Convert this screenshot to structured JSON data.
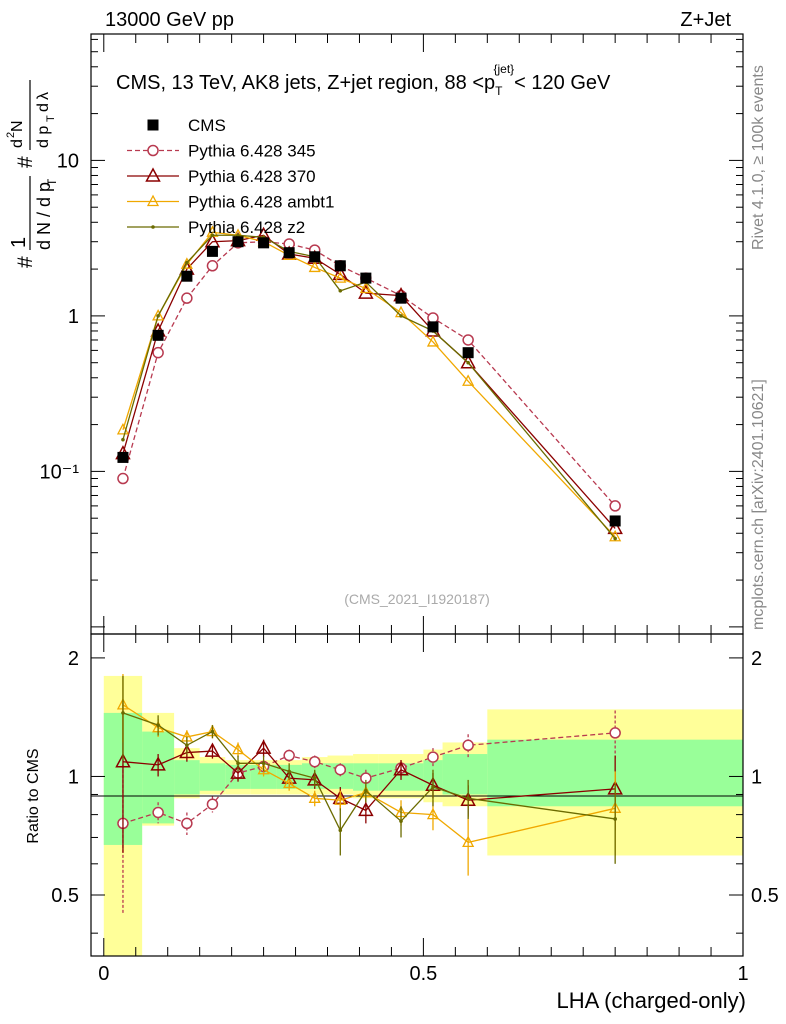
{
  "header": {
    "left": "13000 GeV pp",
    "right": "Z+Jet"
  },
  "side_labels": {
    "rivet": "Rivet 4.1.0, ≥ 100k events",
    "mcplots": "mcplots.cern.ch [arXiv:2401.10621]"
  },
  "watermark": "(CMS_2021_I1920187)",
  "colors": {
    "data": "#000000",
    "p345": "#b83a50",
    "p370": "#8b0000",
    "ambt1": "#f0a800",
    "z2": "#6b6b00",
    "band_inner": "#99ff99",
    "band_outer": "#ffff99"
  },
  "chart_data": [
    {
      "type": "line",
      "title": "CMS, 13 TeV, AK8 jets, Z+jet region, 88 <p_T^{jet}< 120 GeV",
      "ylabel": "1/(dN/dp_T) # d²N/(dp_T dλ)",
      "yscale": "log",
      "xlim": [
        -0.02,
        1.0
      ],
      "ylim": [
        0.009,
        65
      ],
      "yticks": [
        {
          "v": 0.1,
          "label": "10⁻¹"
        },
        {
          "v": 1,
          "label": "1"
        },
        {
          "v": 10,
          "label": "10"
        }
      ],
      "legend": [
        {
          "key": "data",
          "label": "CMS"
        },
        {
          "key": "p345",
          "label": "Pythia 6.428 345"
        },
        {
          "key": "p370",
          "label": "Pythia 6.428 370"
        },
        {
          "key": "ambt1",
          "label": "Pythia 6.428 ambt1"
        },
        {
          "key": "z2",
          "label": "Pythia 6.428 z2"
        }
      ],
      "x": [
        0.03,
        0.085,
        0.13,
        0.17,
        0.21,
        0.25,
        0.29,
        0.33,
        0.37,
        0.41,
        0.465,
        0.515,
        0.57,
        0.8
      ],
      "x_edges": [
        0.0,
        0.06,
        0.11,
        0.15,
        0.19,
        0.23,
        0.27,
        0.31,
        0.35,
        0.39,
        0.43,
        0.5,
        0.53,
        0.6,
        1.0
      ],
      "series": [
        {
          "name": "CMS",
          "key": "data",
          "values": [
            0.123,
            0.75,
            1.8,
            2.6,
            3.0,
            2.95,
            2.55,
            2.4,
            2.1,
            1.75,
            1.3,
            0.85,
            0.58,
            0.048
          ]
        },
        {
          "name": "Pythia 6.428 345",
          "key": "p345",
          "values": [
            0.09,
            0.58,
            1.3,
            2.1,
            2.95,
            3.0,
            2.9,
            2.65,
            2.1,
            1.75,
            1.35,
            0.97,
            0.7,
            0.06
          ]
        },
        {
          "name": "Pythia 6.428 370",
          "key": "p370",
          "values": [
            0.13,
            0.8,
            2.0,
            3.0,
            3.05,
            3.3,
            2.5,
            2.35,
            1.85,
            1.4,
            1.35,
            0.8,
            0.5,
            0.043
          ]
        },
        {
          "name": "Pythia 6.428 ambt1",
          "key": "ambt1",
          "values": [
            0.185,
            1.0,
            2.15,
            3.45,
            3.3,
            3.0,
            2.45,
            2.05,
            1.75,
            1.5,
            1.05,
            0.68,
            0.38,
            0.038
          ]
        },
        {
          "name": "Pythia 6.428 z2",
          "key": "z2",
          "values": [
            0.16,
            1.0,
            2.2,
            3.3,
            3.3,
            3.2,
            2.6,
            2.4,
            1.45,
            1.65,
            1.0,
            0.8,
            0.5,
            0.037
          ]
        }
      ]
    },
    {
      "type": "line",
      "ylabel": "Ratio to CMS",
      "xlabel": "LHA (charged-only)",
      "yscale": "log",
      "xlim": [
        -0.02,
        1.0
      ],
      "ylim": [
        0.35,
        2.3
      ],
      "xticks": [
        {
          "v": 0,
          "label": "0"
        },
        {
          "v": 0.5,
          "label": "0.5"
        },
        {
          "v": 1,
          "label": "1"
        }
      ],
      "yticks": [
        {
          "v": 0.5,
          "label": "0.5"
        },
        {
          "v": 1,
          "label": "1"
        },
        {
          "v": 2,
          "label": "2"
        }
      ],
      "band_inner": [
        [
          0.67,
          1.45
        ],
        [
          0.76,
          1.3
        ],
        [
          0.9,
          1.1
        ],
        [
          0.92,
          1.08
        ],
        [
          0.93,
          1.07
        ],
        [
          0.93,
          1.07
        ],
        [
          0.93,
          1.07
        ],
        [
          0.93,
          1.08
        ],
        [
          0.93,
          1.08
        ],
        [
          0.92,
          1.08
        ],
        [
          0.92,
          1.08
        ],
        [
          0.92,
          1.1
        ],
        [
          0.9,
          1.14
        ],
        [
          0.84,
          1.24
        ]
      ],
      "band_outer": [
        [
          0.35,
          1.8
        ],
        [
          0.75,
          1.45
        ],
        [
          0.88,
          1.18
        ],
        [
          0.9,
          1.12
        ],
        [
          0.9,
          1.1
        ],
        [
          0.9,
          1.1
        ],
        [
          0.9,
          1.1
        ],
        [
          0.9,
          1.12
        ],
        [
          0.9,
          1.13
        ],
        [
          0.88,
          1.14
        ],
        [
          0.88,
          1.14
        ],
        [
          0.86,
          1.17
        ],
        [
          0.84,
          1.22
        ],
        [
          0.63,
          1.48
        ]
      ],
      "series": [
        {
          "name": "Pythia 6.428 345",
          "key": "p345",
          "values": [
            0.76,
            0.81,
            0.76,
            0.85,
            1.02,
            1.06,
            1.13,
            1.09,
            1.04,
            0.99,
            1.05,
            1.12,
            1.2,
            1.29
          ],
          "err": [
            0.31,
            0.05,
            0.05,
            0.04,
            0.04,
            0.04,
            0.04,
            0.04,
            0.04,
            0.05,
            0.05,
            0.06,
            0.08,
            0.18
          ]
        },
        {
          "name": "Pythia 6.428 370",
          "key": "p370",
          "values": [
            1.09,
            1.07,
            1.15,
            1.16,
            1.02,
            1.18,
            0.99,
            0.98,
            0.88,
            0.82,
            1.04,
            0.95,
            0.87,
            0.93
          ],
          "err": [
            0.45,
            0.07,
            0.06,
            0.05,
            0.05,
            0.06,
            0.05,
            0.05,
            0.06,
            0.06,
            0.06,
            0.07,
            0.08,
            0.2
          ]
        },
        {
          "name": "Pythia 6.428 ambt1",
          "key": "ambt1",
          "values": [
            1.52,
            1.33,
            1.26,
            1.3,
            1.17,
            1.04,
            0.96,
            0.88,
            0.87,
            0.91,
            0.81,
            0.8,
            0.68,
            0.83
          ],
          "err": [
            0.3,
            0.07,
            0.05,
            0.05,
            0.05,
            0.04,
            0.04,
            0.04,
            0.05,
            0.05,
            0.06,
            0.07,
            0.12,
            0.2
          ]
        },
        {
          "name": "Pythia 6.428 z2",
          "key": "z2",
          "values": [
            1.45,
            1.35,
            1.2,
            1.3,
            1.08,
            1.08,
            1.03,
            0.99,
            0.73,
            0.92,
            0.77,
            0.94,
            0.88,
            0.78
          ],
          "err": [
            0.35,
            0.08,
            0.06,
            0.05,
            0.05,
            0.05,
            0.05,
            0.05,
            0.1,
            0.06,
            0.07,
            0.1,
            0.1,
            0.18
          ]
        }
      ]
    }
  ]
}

※

Your objective. Transcribe the records above exactly, leaving out every picture.

Solved problem.
Convert this screenshot to structured JSON data.
{
  "header": {
    "left": "13000 GeV pp",
    "right": "Z+Jet"
  },
  "side_labels": {
    "rivet": "Rivet 4.1.0, ≥ 100k events",
    "mcplots": "mcplots.cern.ch [arXiv:2401.10621]"
  },
  "watermark": "(CMS_2021_I1920187)",
  "colors": {
    "data": "#000000",
    "p345": "#b83a50",
    "p370": "#8b0000",
    "ambt1": "#f0a800",
    "z2": "#6b6b00",
    "band_inner": "#99ff99",
    "band_outer": "#ffff99"
  },
  "chart_data": [
    {
      "type": "line",
      "title": "CMS, 13 TeV, AK8 jets, Z+jet region, 88 <p_T^{jet}< 120 GeV",
      "ylabel": "1/(dN/dp_T) # d²N/(dp_T dλ)",
      "yscale": "log",
      "xlim": [
        -0.02,
        1.0
      ],
      "ylim": [
        0.009,
        65
      ],
      "yticks": [
        {
          "v": 0.1,
          "label": "10⁻¹"
        },
        {
          "v": 1,
          "label": "1"
        },
        {
          "v": 10,
          "label": "10"
        }
      ],
      "legend": [
        {
          "key": "data",
          "label": "CMS"
        },
        {
          "key": "p345",
          "label": "Pythia 6.428 345"
        },
        {
          "key": "p370",
          "label": "Pythia 6.428 370"
        },
        {
          "key": "ambt1",
          "label": "Pythia 6.428 ambt1"
        },
        {
          "key": "z2",
          "label": "Pythia 6.428 z2"
        }
      ],
      "x": [
        0.03,
        0.085,
        0.13,
        0.17,
        0.21,
        0.25,
        0.29,
        0.33,
        0.37,
        0.41,
        0.465,
        0.515,
        0.57,
        0.8
      ],
      "x_edges": [
        0.0,
        0.06,
        0.11,
        0.15,
        0.19,
        0.23,
        0.27,
        0.31,
        0.35,
        0.39,
        0.43,
        0.5,
        0.53,
        0.6,
        1.0
      ],
      "series": [
        {
          "name": "CMS",
          "key": "data",
          "values": [
            0.123,
            0.75,
            1.8,
            2.6,
            3.0,
            2.95,
            2.55,
            2.4,
            2.1,
            1.75,
            1.3,
            0.85,
            0.58,
            0.048
          ]
        },
        {
          "name": "Pythia 6.428 345",
          "key": "p345",
          "values": [
            0.09,
            0.58,
            1.3,
            2.1,
            2.95,
            3.0,
            2.9,
            2.65,
            2.1,
            1.75,
            1.35,
            0.97,
            0.7,
            0.06
          ]
        },
        {
          "name": "Pythia 6.428 370",
          "key": "p370",
          "values": [
            0.13,
            0.8,
            2.0,
            3.0,
            3.05,
            3.3,
            2.5,
            2.35,
            1.85,
            1.4,
            1.35,
            0.8,
            0.5,
            0.043
          ]
        },
        {
          "name": "Pythia 6.428 ambt1",
          "key": "ambt1",
          "values": [
            0.185,
            1.0,
            2.15,
            3.45,
            3.3,
            3.0,
            2.45,
            2.05,
            1.75,
            1.5,
            1.05,
            0.68,
            0.38,
            0.038
          ]
        },
        {
          "name": "Pythia 6.428 z2",
          "key": "z2",
          "values": [
            0.16,
            1.0,
            2.2,
            3.3,
            3.3,
            3.2,
            2.6,
            2.4,
            1.45,
            1.65,
            1.0,
            0.8,
            0.5,
            0.037
          ]
        }
      ]
    },
    {
      "type": "line",
      "ylabel": "Ratio to CMS",
      "xlabel": "LHA (charged-only)",
      "yscale": "log",
      "xlim": [
        -0.02,
        1.0
      ],
      "ylim": [
        0.35,
        2.3
      ],
      "xticks": [
        {
          "v": 0,
          "label": "0"
        },
        {
          "v": 0.5,
          "label": "0.5"
        },
        {
          "v": 1,
          "label": "1"
        }
      ],
      "yticks": [
        {
          "v": 0.5,
          "label": "0.5"
        },
        {
          "v": 1,
          "label": "1"
        },
        {
          "v": 2,
          "label": "2"
        }
      ],
      "band_inner": [
        [
          0.67,
          1.45
        ],
        [
          0.76,
          1.3
        ],
        [
          0.9,
          1.1
        ],
        [
          0.92,
          1.08
        ],
        [
          0.93,
          1.07
        ],
        [
          0.93,
          1.07
        ],
        [
          0.93,
          1.07
        ],
        [
          0.93,
          1.08
        ],
        [
          0.93,
          1.08
        ],
        [
          0.92,
          1.08
        ],
        [
          0.92,
          1.08
        ],
        [
          0.92,
          1.1
        ],
        [
          0.9,
          1.14
        ],
        [
          0.84,
          1.24
        ]
      ],
      "band_outer": [
        [
          0.35,
          1.8
        ],
        [
          0.75,
          1.45
        ],
        [
          0.88,
          1.18
        ],
        [
          0.9,
          1.12
        ],
        [
          0.9,
          1.1
        ],
        [
          0.9,
          1.1
        ],
        [
          0.9,
          1.1
        ],
        [
          0.9,
          1.12
        ],
        [
          0.9,
          1.13
        ],
        [
          0.88,
          1.14
        ],
        [
          0.88,
          1.14
        ],
        [
          0.86,
          1.17
        ],
        [
          0.84,
          1.22
        ],
        [
          0.63,
          1.48
        ]
      ],
      "series": [
        {
          "name": "Pythia 6.428 345",
          "key": "p345",
          "values": [
            0.76,
            0.81,
            0.76,
            0.85,
            1.02,
            1.06,
            1.13,
            1.09,
            1.04,
            0.99,
            1.05,
            1.12,
            1.2,
            1.29
          ],
          "err": [
            0.31,
            0.05,
            0.05,
            0.04,
            0.04,
            0.04,
            0.04,
            0.04,
            0.04,
            0.05,
            0.05,
            0.06,
            0.08,
            0.18
          ]
        },
        {
          "name": "Pythia 6.428 370",
          "key": "p370",
          "values": [
            1.09,
            1.07,
            1.15,
            1.16,
            1.02,
            1.18,
            0.99,
            0.98,
            0.88,
            0.82,
            1.04,
            0.95,
            0.87,
            0.93
          ],
          "err": [
            0.45,
            0.07,
            0.06,
            0.05,
            0.05,
            0.06,
            0.05,
            0.05,
            0.06,
            0.06,
            0.06,
            0.07,
            0.08,
            0.2
          ]
        },
        {
          "name": "Pythia 6.428 ambt1",
          "key": "ambt1",
          "values": [
            1.52,
            1.33,
            1.26,
            1.3,
            1.17,
            1.04,
            0.96,
            0.88,
            0.87,
            0.91,
            0.81,
            0.8,
            0.68,
            0.83
          ],
          "err": [
            0.3,
            0.07,
            0.05,
            0.05,
            0.05,
            0.04,
            0.04,
            0.04,
            0.05,
            0.05,
            0.06,
            0.07,
            0.12,
            0.2
          ]
        },
        {
          "name": "Pythia 6.428 z2",
          "key": "z2",
          "values": [
            1.45,
            1.35,
            1.2,
            1.3,
            1.08,
            1.08,
            1.03,
            0.99,
            0.73,
            0.92,
            0.77,
            0.94,
            0.88,
            0.78
          ],
          "err": [
            0.35,
            0.08,
            0.06,
            0.05,
            0.05,
            0.05,
            0.05,
            0.05,
            0.1,
            0.06,
            0.07,
            0.1,
            0.1,
            0.18
          ]
        }
      ]
    }
  ]
}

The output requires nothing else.